Each line that holds the word "обязательства" counts once; give the total for the records below and nothing else.

** Start Records to use **

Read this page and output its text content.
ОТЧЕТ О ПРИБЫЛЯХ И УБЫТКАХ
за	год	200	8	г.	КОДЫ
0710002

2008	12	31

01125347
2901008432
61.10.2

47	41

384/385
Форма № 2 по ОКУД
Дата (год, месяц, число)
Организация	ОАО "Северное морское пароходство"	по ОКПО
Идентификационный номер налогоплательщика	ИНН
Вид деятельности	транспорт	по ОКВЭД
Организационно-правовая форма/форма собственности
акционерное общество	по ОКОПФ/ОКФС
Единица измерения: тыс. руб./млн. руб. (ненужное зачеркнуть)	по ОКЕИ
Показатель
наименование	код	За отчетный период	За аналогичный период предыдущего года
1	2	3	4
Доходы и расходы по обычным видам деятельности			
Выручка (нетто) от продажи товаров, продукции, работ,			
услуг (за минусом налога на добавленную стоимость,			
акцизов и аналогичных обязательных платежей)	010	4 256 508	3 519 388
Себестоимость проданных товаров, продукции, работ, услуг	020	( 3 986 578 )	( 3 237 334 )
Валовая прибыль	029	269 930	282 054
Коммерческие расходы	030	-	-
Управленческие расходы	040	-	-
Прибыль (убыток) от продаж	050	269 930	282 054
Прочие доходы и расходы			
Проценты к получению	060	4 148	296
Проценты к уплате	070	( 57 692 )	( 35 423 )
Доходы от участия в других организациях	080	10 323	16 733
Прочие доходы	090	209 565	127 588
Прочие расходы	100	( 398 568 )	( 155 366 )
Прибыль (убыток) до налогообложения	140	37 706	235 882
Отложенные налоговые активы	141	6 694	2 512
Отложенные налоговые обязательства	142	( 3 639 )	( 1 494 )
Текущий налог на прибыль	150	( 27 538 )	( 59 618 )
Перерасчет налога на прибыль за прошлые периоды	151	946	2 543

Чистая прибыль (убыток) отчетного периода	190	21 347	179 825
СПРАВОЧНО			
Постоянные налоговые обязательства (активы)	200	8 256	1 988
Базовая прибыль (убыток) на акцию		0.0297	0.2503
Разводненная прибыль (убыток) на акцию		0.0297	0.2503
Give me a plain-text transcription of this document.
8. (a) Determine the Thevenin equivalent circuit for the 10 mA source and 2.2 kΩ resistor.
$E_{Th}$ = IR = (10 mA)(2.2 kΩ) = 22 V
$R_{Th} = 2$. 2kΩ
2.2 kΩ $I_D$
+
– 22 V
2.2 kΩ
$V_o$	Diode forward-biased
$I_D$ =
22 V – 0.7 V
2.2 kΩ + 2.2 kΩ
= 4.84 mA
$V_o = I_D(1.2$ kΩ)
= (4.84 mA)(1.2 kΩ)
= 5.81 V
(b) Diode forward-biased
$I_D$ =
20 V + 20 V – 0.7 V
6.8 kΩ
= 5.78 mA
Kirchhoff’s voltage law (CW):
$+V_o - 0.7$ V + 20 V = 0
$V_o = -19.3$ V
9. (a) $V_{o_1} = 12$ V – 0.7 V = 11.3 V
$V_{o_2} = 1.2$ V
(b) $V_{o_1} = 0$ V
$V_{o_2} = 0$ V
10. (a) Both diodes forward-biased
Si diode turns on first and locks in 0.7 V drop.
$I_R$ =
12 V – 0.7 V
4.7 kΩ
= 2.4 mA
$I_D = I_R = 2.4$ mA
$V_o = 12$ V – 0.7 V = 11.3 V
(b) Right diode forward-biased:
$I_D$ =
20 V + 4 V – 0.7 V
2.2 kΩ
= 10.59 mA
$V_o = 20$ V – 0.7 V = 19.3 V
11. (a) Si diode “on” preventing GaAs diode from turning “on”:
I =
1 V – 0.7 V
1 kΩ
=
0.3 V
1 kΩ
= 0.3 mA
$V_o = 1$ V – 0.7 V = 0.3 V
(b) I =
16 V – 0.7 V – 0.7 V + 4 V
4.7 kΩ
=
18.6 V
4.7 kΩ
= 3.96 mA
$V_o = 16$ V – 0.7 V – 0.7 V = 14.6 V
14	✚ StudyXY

** End Records to use **

Written response: 2